◆ **WORK INSTRUCTIONS**
Copy, from the entries below, each line where the word "additional" can be found.

* START EXTRACTED DATA *

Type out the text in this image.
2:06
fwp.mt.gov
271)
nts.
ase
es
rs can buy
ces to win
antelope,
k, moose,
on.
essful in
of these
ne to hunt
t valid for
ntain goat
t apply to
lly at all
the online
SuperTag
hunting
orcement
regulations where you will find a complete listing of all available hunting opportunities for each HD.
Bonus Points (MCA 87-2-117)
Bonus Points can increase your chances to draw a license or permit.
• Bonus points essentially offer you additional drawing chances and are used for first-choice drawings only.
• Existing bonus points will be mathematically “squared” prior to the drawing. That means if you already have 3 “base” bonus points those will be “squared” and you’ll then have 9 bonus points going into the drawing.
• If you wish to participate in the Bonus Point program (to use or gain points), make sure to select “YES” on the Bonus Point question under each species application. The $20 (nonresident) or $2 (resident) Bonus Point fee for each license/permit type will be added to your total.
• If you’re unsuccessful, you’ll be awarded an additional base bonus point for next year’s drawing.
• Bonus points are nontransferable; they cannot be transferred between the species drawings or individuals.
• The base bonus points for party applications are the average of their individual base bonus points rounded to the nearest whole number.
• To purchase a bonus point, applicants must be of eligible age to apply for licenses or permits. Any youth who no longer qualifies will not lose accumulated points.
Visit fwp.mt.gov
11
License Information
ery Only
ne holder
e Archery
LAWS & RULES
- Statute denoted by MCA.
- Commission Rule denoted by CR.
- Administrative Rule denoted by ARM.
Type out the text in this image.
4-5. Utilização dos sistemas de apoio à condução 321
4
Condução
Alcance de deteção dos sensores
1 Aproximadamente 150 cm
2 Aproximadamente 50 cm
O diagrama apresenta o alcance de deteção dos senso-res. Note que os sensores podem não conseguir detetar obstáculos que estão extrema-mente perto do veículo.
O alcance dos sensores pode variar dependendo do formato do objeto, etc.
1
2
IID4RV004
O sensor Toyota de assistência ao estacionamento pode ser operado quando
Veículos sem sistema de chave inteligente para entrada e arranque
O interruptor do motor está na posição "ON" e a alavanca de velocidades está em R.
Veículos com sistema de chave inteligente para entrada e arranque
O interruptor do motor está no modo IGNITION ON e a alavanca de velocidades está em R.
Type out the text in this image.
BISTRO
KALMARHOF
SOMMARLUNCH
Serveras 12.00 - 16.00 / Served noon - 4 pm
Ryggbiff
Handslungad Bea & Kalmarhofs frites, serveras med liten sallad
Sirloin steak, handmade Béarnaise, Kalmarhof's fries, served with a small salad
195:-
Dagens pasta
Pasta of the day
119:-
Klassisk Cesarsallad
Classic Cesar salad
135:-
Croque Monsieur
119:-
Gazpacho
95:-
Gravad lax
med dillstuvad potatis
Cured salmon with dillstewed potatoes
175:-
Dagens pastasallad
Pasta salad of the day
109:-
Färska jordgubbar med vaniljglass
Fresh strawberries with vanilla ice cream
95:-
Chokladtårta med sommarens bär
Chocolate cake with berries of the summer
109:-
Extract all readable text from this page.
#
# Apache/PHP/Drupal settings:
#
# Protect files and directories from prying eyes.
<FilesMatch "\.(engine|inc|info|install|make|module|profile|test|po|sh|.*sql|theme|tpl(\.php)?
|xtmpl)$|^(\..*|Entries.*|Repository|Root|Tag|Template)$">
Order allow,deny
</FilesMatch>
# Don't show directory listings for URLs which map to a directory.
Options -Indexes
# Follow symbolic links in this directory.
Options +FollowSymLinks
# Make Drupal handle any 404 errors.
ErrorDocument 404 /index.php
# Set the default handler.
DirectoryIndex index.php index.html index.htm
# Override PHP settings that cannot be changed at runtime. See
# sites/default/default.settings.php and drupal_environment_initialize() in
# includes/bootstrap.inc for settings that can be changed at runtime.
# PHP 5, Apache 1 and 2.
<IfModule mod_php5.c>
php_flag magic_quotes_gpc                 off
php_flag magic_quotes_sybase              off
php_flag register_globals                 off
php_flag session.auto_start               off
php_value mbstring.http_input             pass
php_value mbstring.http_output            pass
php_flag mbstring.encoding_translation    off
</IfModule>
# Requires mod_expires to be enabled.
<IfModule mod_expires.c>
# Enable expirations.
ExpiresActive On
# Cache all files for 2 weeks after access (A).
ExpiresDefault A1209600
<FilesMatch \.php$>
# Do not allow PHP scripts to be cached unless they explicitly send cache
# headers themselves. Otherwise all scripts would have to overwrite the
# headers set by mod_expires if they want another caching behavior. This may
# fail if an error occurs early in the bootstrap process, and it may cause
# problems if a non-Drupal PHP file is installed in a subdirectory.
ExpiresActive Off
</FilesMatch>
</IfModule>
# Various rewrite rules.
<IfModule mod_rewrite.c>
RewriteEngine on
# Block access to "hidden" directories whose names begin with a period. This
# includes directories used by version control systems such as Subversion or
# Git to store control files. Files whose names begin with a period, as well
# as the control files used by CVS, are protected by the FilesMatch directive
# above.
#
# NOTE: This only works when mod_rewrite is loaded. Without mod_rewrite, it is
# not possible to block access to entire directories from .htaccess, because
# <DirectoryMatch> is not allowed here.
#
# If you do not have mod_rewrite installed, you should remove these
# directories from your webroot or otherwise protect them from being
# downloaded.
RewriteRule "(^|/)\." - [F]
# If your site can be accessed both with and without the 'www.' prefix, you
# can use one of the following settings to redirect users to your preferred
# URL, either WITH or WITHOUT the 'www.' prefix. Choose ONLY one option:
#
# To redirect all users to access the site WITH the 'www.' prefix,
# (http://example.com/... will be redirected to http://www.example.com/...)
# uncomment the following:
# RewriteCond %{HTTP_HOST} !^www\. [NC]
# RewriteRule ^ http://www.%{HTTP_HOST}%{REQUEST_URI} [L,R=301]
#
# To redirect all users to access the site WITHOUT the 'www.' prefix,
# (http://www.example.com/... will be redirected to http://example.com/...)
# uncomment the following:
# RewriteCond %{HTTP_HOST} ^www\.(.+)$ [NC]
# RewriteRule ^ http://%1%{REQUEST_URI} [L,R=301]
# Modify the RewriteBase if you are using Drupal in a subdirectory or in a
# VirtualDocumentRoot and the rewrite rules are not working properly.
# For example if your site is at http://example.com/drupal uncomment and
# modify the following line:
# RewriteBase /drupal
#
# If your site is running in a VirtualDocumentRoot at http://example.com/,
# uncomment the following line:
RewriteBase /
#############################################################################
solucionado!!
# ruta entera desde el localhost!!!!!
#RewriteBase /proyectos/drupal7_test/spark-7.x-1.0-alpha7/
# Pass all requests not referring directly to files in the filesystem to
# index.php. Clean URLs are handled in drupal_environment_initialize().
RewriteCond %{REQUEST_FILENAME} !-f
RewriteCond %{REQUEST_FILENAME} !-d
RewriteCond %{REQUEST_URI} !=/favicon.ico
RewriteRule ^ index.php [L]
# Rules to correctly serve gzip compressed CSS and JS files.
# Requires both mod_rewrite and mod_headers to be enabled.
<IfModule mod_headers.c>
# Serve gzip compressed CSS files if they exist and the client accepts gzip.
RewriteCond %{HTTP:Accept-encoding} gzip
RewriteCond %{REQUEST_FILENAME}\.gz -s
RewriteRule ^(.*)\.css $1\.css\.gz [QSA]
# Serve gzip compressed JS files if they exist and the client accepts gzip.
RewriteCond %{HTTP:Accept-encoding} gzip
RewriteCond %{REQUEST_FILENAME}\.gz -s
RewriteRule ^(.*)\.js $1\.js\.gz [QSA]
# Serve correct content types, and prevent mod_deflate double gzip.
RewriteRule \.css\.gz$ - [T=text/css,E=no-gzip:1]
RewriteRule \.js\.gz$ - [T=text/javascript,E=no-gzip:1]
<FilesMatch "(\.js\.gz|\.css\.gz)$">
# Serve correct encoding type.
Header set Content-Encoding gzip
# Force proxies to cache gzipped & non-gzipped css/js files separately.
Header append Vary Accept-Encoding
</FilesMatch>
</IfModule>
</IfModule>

* END EXTRACTED DATA *

◆ **ANSWER IN FULL**
• Bonus points essentially offer you additional drawing chances and are used for first-choice drawings only.
• If you’re unsuccessful, you’ll be awarded an additional base bonus point for next year’s drawing.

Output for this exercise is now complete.